··· MATERIAL ···
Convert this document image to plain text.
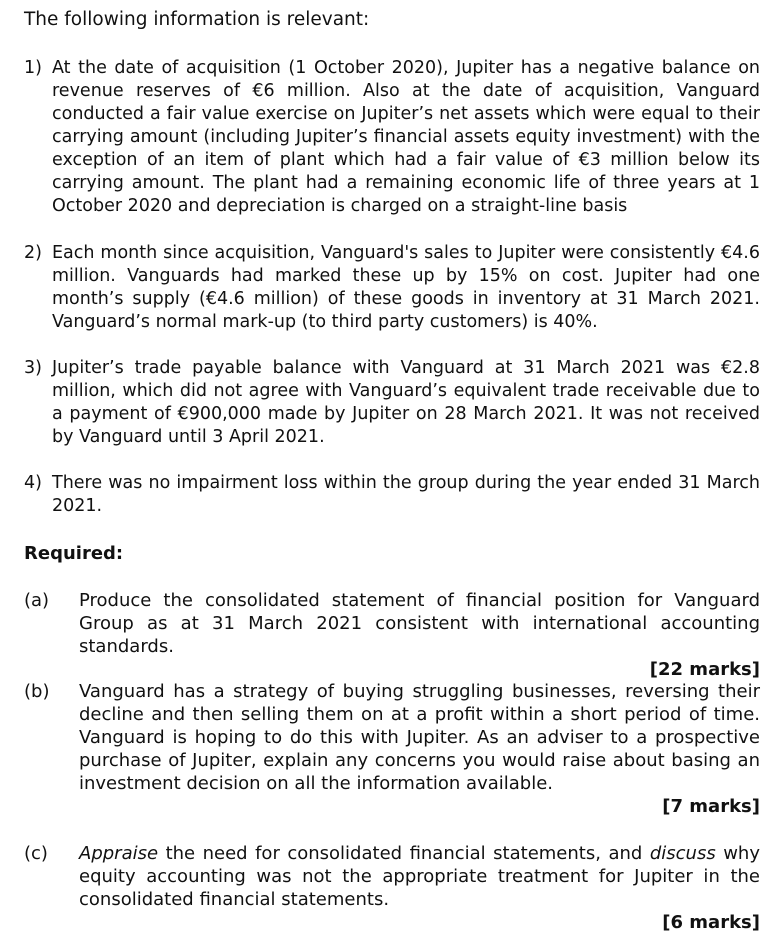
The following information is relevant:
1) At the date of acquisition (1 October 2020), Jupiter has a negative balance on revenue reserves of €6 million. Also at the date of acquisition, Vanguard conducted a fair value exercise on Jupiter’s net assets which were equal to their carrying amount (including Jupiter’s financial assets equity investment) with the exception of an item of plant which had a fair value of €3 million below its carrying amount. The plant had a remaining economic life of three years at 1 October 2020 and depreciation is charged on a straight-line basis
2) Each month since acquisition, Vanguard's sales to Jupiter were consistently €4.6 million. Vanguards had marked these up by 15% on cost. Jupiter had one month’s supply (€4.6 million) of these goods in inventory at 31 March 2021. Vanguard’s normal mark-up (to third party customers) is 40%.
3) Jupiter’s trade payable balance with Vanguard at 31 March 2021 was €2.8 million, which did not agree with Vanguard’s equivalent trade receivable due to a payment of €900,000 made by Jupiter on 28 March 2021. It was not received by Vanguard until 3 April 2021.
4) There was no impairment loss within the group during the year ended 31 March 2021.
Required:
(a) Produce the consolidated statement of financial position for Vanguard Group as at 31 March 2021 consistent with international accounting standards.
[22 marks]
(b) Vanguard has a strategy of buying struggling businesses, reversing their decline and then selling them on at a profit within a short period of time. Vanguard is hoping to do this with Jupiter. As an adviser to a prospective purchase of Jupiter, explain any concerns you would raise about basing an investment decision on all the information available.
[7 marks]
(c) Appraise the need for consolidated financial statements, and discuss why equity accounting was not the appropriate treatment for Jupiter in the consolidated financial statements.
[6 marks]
···
··· MATERIAL ···
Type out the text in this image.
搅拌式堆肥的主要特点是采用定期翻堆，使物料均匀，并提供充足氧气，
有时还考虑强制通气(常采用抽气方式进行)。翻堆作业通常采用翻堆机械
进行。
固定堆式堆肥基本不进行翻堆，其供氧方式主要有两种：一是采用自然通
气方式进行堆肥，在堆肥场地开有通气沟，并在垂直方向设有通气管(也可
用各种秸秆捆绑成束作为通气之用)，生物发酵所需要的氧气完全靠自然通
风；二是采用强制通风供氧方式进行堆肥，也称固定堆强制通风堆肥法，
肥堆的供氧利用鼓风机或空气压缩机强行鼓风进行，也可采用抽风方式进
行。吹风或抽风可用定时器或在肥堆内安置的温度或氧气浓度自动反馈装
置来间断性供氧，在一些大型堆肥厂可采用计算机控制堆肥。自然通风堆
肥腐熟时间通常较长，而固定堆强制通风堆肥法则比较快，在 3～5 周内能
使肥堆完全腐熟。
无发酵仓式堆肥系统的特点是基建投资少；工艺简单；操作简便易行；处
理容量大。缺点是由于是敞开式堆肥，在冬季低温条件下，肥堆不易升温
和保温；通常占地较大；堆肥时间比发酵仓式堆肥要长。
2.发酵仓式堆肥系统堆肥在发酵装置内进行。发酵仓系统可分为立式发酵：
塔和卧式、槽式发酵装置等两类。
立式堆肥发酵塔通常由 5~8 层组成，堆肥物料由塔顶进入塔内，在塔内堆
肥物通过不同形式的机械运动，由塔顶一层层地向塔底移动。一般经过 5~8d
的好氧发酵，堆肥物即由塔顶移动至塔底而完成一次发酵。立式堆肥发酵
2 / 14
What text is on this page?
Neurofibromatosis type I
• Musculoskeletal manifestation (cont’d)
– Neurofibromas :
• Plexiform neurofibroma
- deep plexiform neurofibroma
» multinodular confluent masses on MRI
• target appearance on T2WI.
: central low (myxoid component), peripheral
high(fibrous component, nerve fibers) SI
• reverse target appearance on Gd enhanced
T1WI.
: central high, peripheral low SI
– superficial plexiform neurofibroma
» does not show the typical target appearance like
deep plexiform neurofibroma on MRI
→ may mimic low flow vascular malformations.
···
AIM OF THE EXERCISE:
Using the listing above, show each line holding the string "deep".

EXERCISE OUTPUT:
- deep plexiform neurofibroma
deep plexiform neurofibroma on MRI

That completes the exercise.